---------- Records for this exercise ----------
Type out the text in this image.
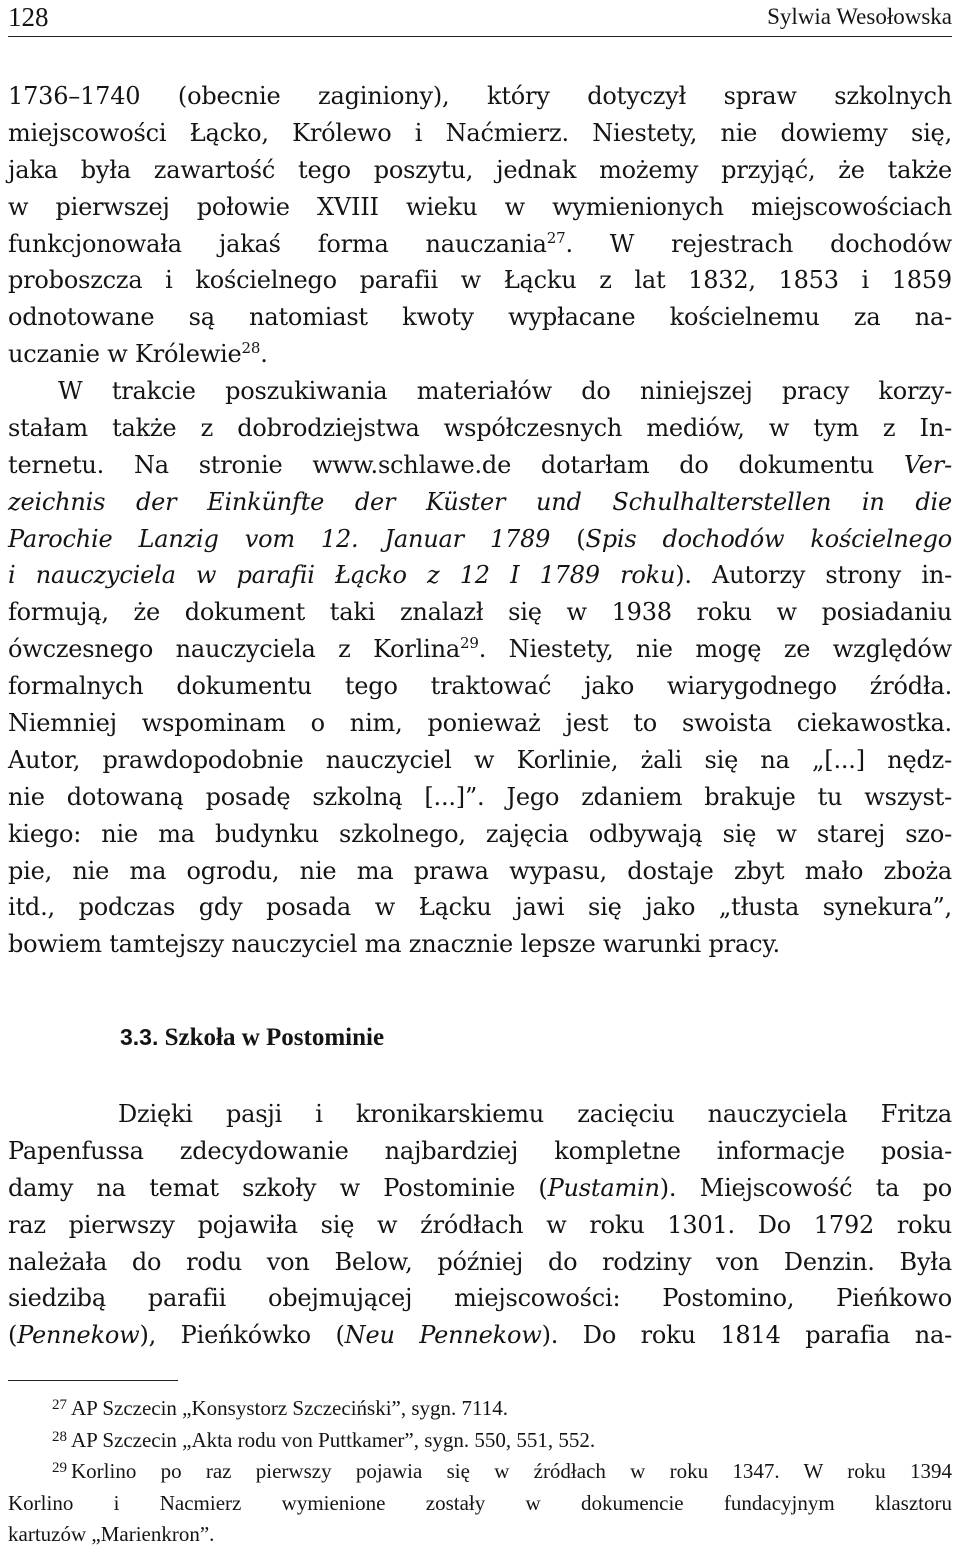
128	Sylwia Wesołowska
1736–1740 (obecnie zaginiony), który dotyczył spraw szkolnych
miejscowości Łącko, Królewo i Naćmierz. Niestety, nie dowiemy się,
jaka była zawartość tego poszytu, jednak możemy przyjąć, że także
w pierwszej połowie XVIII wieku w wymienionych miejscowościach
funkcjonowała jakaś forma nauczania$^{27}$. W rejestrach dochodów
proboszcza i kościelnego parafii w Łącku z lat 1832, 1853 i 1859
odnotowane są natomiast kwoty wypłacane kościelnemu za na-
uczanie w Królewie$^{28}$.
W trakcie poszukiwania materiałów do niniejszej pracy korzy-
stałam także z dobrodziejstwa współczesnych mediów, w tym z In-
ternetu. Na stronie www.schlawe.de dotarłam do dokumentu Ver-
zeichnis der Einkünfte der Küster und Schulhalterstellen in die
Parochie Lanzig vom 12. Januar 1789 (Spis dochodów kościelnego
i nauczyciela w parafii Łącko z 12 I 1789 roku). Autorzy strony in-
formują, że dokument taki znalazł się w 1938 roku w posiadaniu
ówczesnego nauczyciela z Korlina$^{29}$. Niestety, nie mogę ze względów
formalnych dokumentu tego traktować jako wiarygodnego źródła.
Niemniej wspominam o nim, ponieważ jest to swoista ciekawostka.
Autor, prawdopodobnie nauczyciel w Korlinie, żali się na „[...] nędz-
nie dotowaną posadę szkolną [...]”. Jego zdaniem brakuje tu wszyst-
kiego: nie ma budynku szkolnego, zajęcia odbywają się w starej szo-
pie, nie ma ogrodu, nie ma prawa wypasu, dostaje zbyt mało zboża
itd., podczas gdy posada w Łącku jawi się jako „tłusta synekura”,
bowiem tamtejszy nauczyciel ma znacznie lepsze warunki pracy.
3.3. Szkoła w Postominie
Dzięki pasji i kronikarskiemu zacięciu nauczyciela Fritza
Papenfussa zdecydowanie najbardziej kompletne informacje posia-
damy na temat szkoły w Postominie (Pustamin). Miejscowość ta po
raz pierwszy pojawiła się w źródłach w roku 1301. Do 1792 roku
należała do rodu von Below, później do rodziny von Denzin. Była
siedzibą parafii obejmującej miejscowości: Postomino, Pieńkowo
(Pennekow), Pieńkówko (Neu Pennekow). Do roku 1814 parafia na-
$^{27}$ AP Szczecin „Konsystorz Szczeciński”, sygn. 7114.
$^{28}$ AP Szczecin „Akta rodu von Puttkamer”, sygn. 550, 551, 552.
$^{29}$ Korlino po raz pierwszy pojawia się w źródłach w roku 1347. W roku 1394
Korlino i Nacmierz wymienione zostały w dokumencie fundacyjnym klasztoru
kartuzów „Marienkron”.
----------
---------- Records for this exercise ----------
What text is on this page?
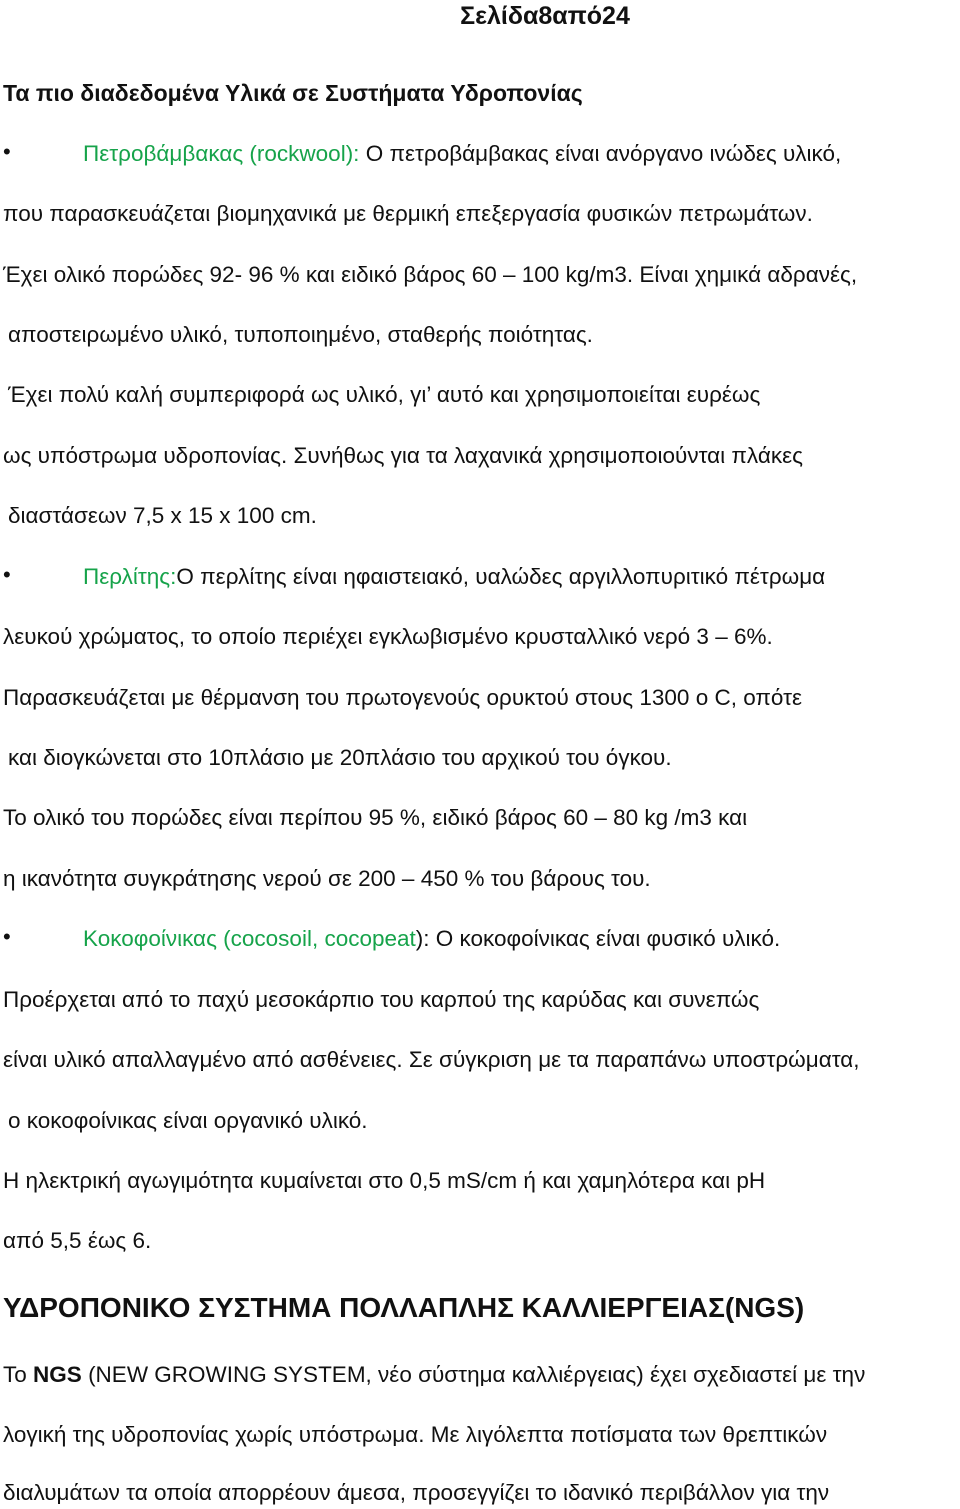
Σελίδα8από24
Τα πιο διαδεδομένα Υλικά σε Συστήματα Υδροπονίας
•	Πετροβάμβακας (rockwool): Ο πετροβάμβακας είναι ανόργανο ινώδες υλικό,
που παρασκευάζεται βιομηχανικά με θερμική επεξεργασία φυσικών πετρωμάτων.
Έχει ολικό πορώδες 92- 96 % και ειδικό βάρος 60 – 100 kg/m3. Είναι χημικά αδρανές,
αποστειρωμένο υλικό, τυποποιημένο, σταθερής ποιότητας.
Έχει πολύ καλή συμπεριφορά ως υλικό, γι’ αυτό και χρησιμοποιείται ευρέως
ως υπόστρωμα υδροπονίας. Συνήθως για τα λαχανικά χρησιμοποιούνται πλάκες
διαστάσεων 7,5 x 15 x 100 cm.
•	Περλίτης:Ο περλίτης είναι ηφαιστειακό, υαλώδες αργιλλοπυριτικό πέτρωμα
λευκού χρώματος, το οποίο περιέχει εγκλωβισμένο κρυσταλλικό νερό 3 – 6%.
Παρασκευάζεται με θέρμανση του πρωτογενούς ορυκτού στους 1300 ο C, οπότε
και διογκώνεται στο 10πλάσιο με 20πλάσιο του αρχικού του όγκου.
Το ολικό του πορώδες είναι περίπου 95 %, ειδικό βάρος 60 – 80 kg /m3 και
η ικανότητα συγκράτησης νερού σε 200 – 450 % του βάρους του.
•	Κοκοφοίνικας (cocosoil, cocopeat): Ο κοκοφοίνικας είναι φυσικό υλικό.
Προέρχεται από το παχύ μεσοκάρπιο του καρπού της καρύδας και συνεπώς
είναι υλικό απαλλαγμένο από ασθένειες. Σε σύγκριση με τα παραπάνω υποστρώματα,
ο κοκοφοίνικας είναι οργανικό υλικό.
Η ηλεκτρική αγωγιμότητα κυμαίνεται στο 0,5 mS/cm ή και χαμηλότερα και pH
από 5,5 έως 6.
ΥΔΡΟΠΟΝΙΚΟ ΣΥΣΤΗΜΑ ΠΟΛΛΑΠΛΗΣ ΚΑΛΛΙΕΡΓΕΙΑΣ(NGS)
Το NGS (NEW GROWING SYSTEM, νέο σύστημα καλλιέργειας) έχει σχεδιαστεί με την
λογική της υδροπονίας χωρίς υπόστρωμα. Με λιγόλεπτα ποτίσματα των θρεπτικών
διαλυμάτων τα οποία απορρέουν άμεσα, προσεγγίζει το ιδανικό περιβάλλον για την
----------
» **What you should do**
Take every line containing the word "źródłach" and copy it.

» **The result**
raz pierwszy pojawiła się w źródłach w roku 1301. Do 1792 roku
$^{29}$ Korlino po raz pierwszy pojawia się w źródłach w roku 1347. W roku 1394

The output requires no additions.